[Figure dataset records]
- - - - -
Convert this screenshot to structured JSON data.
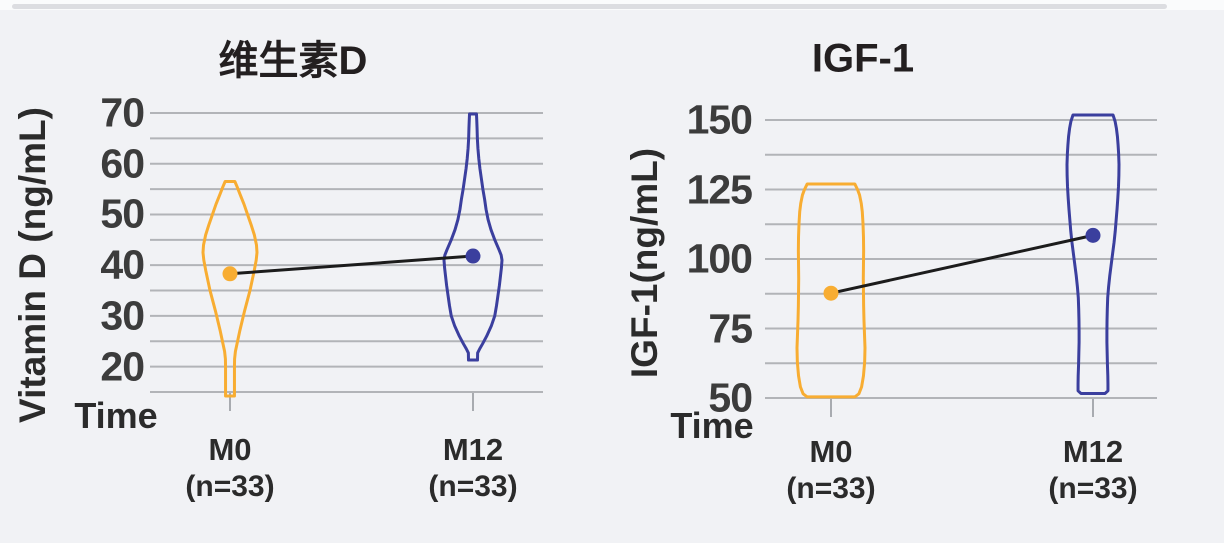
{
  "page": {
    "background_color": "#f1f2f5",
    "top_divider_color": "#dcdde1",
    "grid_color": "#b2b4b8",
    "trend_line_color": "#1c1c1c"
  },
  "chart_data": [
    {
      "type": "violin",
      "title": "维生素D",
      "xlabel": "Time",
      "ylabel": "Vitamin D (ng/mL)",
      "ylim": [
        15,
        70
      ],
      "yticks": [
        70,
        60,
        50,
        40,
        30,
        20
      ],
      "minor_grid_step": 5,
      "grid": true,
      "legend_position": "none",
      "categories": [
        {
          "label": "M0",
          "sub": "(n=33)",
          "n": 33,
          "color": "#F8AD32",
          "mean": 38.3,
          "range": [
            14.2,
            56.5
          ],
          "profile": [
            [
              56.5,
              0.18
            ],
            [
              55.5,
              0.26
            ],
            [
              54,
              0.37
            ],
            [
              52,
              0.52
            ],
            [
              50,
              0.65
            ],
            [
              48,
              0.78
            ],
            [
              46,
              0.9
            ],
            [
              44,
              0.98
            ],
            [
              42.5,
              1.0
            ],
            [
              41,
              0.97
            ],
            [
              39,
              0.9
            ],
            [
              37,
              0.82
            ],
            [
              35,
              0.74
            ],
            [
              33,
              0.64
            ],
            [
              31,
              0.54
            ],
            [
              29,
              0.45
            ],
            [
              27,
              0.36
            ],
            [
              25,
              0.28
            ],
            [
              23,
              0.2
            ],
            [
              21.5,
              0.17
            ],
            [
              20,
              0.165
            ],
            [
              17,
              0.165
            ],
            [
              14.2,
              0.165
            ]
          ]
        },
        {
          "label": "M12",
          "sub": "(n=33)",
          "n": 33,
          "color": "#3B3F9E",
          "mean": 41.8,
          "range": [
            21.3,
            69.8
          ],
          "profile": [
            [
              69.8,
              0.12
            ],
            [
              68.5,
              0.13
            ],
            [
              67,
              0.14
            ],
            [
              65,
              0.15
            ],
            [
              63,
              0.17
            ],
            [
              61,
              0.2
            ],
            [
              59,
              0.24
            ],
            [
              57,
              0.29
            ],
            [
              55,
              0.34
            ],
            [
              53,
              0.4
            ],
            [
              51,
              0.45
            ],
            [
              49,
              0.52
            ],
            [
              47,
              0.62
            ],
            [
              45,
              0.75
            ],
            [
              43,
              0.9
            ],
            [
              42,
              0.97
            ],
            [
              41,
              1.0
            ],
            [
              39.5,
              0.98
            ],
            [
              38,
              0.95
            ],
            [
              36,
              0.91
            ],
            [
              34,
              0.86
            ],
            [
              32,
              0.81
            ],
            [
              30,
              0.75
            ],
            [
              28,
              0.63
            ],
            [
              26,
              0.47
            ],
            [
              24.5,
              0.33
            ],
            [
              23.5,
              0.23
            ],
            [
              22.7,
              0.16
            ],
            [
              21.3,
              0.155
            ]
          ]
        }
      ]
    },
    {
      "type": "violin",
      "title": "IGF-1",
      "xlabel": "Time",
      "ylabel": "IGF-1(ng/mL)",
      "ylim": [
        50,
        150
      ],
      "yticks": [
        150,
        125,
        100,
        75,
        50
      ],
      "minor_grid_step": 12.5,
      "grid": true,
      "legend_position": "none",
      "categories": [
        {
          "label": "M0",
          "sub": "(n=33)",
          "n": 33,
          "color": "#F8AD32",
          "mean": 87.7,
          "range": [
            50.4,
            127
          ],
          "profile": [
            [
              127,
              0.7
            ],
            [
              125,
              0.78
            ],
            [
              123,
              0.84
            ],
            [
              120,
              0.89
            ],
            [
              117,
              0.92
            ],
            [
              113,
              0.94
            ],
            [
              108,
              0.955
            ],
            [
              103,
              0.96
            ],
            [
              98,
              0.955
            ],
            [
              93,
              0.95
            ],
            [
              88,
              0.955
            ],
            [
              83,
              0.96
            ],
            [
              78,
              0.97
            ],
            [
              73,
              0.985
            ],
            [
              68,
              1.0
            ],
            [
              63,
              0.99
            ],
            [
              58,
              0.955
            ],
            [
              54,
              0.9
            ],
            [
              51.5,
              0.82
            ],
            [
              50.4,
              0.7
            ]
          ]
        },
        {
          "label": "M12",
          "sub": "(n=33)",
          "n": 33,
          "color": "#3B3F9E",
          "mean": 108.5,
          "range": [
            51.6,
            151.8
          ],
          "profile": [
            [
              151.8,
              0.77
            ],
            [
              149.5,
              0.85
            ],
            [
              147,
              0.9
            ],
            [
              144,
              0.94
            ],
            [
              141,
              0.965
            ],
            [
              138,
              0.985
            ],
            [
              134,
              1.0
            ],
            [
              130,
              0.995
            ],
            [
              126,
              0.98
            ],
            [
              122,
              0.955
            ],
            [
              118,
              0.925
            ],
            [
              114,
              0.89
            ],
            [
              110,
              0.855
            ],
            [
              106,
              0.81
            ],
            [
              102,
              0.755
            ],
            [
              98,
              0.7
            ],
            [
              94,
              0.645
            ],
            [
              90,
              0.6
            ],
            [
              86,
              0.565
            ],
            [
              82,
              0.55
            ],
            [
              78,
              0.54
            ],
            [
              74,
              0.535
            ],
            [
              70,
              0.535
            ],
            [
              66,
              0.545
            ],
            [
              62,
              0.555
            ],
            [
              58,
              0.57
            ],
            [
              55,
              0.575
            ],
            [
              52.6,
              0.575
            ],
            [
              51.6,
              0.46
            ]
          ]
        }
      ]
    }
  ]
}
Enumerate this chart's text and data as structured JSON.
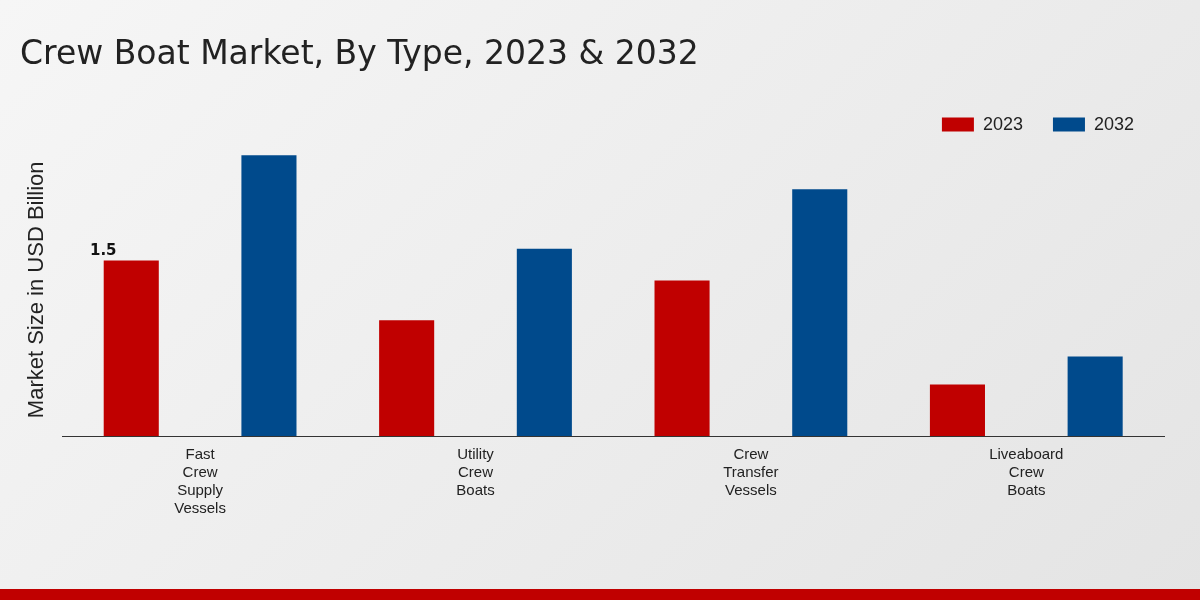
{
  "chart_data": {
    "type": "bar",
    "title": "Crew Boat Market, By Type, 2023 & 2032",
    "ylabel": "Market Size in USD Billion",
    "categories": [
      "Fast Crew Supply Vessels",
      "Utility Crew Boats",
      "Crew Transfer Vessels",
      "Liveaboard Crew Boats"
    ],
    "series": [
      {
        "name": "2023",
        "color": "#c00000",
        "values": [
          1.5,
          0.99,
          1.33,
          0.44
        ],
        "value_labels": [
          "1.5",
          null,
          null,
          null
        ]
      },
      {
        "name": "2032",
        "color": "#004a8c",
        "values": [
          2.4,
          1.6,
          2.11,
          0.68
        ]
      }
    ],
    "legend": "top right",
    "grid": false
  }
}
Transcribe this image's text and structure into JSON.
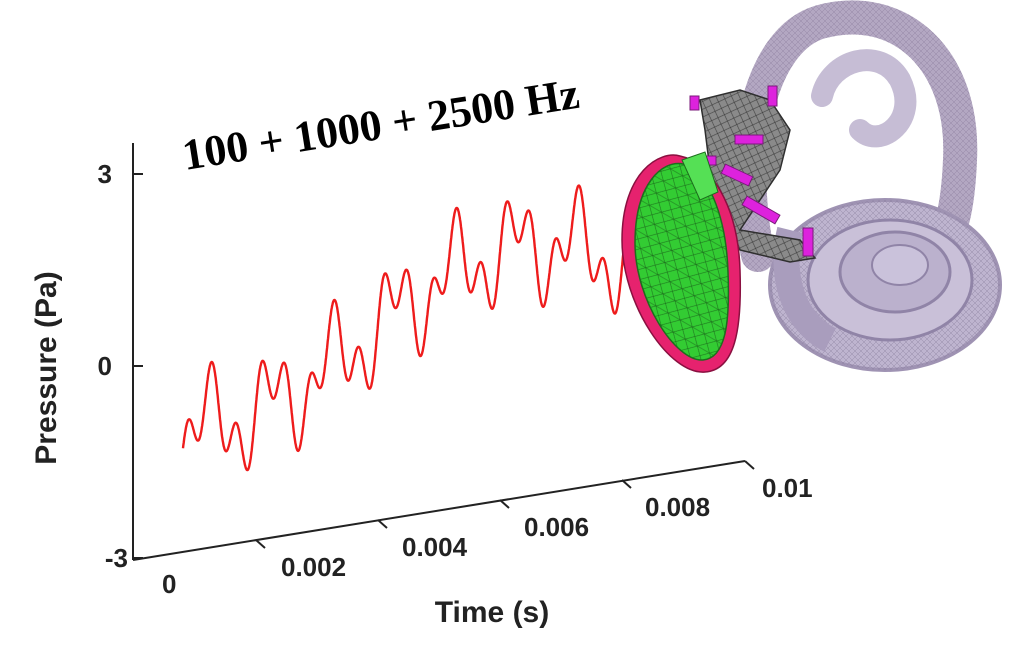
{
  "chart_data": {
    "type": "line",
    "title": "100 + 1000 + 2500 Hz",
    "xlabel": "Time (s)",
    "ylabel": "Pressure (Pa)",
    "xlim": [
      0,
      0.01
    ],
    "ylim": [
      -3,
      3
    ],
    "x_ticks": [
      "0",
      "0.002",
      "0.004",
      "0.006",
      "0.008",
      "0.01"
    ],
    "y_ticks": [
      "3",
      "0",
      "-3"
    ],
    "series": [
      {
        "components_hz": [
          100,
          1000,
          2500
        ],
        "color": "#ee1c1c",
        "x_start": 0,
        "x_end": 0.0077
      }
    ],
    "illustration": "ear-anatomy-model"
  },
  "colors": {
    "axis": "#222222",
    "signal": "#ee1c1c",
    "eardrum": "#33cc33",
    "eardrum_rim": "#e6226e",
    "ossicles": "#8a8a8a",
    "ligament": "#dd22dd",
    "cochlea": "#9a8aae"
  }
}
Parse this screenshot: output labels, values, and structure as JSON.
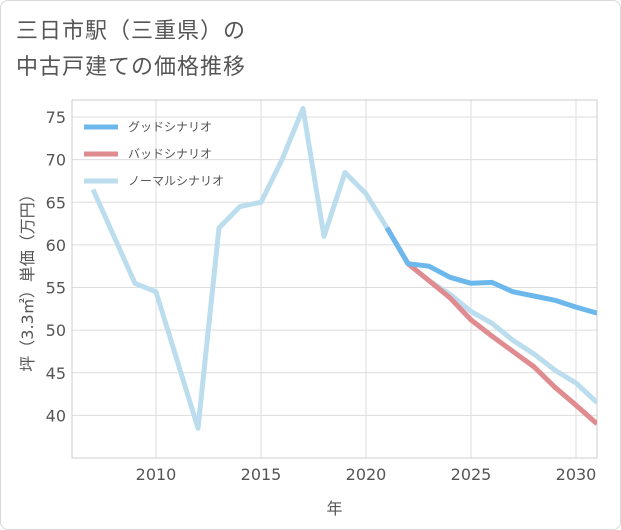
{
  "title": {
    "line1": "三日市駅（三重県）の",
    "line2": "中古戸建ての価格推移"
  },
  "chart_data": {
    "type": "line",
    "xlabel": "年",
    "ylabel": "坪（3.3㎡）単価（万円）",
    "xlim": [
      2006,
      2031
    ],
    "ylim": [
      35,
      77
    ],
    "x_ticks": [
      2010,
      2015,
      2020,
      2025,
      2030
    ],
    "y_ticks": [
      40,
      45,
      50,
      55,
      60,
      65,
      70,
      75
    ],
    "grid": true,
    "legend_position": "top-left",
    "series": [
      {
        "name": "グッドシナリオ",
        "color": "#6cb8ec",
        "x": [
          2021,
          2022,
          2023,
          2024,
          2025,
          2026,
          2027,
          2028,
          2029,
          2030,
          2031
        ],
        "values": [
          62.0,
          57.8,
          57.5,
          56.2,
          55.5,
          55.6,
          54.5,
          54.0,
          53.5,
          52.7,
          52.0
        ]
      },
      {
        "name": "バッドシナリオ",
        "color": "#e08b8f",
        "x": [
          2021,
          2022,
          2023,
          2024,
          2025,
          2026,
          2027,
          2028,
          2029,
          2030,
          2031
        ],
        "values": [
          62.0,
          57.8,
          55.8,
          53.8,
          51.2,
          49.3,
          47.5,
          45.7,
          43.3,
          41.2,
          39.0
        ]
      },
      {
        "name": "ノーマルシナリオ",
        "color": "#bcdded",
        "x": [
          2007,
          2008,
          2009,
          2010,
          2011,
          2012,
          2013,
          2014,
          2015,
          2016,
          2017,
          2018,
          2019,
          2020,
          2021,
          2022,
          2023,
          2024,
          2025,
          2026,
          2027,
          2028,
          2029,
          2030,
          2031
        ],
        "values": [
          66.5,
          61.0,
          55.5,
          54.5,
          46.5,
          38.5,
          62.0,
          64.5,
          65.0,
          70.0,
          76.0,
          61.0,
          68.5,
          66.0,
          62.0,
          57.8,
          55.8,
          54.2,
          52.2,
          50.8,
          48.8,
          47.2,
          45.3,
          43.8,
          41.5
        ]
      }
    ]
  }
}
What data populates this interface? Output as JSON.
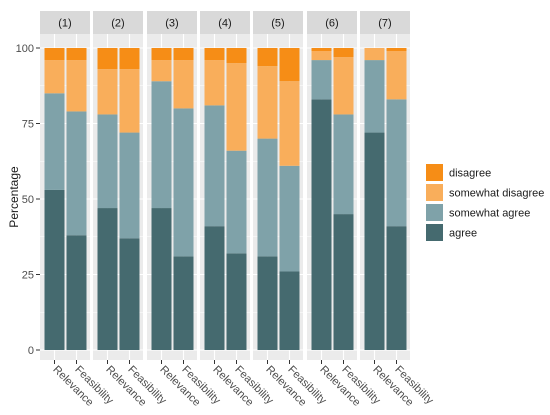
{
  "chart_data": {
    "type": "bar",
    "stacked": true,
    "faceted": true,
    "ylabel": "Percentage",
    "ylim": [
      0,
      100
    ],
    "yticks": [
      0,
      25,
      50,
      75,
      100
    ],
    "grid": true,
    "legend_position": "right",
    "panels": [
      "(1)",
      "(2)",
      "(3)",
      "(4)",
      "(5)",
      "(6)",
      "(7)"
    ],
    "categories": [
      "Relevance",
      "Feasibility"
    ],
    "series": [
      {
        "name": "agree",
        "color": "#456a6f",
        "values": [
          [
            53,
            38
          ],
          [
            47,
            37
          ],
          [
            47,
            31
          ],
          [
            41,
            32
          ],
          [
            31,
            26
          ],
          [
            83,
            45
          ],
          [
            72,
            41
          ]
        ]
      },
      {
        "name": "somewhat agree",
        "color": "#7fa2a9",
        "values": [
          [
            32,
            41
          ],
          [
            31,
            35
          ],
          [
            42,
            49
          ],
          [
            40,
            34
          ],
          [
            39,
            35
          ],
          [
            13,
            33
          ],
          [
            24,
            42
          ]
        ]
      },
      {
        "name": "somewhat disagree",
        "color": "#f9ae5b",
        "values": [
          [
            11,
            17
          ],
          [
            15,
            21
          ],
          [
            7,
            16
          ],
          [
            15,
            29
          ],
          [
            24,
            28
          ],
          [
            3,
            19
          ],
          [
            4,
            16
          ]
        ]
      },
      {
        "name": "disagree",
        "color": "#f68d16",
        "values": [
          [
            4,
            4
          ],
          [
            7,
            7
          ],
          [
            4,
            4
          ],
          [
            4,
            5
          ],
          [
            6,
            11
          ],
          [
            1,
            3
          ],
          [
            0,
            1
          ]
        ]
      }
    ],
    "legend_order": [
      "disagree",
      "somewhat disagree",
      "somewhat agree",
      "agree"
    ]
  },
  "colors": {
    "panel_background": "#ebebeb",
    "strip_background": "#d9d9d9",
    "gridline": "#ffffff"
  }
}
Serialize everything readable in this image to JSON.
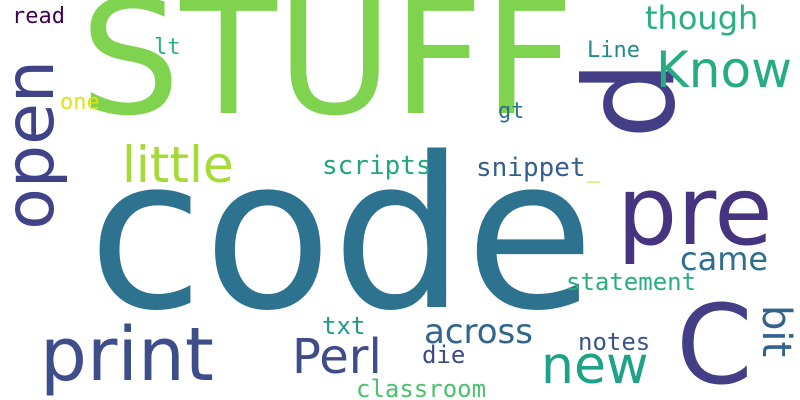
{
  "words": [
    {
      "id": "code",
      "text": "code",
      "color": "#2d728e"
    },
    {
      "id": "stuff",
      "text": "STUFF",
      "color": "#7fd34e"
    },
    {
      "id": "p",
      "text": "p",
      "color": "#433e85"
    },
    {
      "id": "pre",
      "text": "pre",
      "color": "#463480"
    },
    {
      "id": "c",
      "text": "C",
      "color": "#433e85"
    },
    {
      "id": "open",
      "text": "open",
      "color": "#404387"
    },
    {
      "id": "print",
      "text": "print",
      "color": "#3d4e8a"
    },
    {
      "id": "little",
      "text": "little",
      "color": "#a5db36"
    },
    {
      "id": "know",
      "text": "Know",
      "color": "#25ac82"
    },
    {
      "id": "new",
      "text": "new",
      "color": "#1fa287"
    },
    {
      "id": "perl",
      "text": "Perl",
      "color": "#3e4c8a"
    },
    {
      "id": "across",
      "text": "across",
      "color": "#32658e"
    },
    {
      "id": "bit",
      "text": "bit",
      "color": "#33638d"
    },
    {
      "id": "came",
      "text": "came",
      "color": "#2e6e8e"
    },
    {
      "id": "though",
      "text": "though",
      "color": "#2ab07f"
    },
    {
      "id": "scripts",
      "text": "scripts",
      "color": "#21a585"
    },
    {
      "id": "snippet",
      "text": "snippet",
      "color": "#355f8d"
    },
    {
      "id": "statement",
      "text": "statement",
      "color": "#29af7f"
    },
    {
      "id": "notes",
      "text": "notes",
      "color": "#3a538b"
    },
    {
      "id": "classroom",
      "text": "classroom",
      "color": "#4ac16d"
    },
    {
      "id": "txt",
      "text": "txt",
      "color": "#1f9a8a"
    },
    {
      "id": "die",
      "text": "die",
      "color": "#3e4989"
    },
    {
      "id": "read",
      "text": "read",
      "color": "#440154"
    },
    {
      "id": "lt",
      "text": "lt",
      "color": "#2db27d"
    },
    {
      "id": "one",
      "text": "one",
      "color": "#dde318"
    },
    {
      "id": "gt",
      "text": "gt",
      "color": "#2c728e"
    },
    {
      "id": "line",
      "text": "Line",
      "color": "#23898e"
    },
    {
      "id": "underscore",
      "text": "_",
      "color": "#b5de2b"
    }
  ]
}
- - - - -
__What the task asks__
Report every line in the data above in which the word "image" appears.

__Response to this exercise__
Transcribe this image's text and structure into JSON.
Serialize everything readable in this image to JSON.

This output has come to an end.